**REQUIREMENT**: Only the lines holding the string "object" are needed. Copy each one.

**DATASET EXCERPTS**:
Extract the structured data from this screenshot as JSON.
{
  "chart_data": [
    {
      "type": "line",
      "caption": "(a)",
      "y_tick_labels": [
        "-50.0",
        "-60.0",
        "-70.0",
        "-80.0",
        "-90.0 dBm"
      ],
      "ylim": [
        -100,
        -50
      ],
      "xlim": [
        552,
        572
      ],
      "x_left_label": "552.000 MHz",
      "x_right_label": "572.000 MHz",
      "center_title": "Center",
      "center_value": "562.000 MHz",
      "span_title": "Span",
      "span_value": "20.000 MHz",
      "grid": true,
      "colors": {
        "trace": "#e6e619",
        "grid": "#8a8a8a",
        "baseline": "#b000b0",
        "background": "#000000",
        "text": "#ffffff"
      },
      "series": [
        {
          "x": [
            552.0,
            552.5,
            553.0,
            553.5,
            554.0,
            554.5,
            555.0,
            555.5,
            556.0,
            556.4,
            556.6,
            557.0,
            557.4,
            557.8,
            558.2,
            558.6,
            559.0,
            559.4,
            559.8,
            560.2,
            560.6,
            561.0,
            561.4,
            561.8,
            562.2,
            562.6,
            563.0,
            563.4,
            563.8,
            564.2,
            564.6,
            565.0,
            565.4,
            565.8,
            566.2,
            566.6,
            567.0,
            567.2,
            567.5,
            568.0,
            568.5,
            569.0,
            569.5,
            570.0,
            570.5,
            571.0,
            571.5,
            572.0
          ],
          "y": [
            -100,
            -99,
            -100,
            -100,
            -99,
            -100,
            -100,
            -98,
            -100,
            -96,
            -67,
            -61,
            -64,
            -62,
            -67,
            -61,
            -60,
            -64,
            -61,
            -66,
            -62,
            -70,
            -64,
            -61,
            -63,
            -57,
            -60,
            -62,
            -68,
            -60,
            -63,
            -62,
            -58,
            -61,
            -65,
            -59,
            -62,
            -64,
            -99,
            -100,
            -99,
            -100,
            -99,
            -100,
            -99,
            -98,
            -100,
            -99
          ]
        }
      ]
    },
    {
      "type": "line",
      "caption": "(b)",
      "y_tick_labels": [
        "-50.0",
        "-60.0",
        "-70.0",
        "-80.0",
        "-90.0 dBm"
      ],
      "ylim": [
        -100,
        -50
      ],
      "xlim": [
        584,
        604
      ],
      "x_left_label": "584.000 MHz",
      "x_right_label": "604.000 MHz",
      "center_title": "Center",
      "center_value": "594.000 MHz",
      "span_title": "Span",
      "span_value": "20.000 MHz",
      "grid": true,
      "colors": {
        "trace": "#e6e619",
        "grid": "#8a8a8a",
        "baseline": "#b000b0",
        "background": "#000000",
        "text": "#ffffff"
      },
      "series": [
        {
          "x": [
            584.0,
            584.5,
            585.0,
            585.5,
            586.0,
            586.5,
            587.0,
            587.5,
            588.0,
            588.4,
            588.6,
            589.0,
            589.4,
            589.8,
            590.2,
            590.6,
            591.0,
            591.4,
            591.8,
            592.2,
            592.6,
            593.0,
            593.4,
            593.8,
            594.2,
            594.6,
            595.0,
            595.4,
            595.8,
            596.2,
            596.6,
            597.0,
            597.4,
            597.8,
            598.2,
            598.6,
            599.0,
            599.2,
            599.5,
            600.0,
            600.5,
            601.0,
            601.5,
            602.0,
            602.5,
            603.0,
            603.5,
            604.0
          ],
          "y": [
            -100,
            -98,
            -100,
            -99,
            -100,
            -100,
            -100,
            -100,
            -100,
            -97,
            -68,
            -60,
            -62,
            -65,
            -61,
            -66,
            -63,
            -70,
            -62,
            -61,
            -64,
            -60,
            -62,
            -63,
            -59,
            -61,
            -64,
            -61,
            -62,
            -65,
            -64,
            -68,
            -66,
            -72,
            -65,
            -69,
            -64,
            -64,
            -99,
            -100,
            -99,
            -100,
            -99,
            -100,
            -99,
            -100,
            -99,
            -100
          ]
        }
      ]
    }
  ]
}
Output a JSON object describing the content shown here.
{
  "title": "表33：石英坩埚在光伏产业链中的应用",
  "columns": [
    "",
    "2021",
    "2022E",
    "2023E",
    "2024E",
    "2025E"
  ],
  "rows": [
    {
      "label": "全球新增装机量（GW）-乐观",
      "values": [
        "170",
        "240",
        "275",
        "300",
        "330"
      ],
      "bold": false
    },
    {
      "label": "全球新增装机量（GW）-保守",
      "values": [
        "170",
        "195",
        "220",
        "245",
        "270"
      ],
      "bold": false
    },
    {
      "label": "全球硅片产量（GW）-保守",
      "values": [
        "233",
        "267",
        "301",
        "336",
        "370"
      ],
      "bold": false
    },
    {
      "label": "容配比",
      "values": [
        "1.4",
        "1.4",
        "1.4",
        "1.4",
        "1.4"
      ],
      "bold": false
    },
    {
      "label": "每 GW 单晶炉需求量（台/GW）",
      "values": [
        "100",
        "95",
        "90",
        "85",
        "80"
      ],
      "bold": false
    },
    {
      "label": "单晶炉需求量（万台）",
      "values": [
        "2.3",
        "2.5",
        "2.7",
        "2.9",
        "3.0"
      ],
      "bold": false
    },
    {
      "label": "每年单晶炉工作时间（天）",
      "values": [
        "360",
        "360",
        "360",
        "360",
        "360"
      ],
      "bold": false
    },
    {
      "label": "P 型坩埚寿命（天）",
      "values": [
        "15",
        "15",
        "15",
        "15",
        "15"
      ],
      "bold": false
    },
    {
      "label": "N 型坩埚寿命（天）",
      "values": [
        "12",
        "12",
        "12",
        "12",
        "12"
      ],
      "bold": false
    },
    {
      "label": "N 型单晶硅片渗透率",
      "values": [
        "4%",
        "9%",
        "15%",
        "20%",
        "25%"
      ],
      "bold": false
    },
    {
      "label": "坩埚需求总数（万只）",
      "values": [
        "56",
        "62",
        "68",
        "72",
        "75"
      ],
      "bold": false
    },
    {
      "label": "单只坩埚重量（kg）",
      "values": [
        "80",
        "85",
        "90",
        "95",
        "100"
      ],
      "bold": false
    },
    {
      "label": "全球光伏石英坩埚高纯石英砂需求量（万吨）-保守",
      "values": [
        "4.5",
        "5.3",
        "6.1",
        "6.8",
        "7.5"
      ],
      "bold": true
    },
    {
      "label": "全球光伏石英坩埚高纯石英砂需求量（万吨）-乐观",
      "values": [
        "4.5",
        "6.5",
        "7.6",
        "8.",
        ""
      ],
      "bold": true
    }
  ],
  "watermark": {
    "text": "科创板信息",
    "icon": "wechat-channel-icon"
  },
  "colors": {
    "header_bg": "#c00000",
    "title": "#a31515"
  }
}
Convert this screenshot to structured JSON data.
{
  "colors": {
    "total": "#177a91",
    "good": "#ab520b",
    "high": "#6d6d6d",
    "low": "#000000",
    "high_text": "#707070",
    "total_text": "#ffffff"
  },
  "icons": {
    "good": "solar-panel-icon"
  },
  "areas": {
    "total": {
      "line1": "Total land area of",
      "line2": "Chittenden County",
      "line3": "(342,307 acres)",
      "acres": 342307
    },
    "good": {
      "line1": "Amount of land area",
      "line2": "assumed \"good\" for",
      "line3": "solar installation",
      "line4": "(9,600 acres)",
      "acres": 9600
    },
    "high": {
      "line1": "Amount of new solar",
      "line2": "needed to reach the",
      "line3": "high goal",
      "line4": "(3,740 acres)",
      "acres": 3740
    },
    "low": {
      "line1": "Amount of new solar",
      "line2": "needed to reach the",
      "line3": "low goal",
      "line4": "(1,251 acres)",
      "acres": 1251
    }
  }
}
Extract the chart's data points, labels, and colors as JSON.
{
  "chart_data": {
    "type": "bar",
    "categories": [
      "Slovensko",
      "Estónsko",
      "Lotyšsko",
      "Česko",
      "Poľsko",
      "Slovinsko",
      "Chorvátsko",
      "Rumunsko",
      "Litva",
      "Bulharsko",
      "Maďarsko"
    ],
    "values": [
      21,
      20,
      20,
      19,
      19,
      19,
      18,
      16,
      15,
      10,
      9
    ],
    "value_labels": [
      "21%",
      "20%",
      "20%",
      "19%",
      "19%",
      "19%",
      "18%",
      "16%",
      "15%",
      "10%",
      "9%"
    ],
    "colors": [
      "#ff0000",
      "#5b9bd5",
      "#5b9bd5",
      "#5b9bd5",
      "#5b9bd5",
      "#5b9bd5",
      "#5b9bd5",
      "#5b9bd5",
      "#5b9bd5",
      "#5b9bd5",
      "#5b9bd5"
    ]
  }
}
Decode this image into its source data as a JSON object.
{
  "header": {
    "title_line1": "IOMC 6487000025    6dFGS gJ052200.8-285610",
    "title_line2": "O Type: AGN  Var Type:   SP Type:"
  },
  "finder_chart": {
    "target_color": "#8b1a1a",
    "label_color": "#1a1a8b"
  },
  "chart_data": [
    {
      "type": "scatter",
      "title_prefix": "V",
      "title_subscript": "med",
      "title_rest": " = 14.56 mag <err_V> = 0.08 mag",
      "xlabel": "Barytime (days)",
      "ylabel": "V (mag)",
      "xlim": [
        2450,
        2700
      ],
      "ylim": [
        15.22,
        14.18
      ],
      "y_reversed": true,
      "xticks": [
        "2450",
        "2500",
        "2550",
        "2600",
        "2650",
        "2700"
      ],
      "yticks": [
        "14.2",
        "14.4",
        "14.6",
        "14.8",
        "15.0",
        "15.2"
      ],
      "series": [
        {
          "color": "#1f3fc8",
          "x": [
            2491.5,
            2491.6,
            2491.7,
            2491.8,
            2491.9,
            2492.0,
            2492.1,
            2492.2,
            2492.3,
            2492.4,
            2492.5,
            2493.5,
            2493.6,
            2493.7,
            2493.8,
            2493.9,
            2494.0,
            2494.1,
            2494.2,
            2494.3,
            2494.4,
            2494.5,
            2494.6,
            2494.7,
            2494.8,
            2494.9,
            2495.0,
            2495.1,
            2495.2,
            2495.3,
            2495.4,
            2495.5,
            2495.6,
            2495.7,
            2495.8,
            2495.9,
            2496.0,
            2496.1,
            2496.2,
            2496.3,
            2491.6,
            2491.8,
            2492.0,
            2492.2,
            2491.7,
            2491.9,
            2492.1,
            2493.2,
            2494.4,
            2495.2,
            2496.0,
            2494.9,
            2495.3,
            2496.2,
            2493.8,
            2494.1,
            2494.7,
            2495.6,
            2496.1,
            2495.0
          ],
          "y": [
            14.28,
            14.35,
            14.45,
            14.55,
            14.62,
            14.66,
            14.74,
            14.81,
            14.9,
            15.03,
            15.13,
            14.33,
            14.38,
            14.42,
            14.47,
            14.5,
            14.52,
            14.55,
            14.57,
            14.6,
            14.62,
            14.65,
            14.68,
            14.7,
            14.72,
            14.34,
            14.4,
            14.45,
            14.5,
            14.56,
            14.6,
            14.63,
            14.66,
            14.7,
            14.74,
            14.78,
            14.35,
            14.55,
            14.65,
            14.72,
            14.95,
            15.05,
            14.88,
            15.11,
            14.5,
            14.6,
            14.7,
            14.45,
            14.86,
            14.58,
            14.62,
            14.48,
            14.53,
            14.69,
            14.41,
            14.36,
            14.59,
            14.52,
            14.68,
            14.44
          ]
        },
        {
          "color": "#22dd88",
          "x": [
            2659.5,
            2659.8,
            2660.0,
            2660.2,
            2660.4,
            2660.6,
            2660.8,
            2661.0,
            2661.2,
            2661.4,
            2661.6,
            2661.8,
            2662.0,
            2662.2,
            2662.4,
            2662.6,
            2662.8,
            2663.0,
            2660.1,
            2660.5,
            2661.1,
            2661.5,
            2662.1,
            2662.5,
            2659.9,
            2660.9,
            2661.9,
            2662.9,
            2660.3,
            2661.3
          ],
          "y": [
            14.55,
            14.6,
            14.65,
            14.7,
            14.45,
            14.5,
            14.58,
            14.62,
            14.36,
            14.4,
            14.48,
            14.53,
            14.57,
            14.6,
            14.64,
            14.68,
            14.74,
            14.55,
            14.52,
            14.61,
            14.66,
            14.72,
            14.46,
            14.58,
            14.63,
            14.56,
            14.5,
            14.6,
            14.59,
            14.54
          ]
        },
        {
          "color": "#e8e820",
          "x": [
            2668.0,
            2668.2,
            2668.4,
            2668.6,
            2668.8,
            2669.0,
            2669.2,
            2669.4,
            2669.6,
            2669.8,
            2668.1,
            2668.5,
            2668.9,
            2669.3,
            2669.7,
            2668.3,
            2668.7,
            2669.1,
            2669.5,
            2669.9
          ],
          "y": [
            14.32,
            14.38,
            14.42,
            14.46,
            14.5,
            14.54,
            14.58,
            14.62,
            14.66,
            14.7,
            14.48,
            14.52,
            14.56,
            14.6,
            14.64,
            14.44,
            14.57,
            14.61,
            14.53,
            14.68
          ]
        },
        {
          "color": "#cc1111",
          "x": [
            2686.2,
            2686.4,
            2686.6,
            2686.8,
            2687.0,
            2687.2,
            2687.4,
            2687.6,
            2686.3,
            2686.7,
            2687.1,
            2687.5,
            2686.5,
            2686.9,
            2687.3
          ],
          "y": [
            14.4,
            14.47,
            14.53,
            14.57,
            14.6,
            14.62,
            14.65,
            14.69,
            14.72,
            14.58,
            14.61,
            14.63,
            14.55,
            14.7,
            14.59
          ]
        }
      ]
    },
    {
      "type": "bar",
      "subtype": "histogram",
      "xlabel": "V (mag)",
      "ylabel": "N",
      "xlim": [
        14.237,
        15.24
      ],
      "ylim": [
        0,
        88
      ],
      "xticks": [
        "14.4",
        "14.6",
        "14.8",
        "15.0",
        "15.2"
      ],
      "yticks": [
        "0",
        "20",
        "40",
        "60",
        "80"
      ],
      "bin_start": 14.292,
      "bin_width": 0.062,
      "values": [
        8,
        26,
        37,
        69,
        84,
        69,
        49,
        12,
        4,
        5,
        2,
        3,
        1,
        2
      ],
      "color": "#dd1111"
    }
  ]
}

**EXERCISE OUTPUT**:
Output a JSON object describing the content shown here.
Decode this image into its source data as a JSON object.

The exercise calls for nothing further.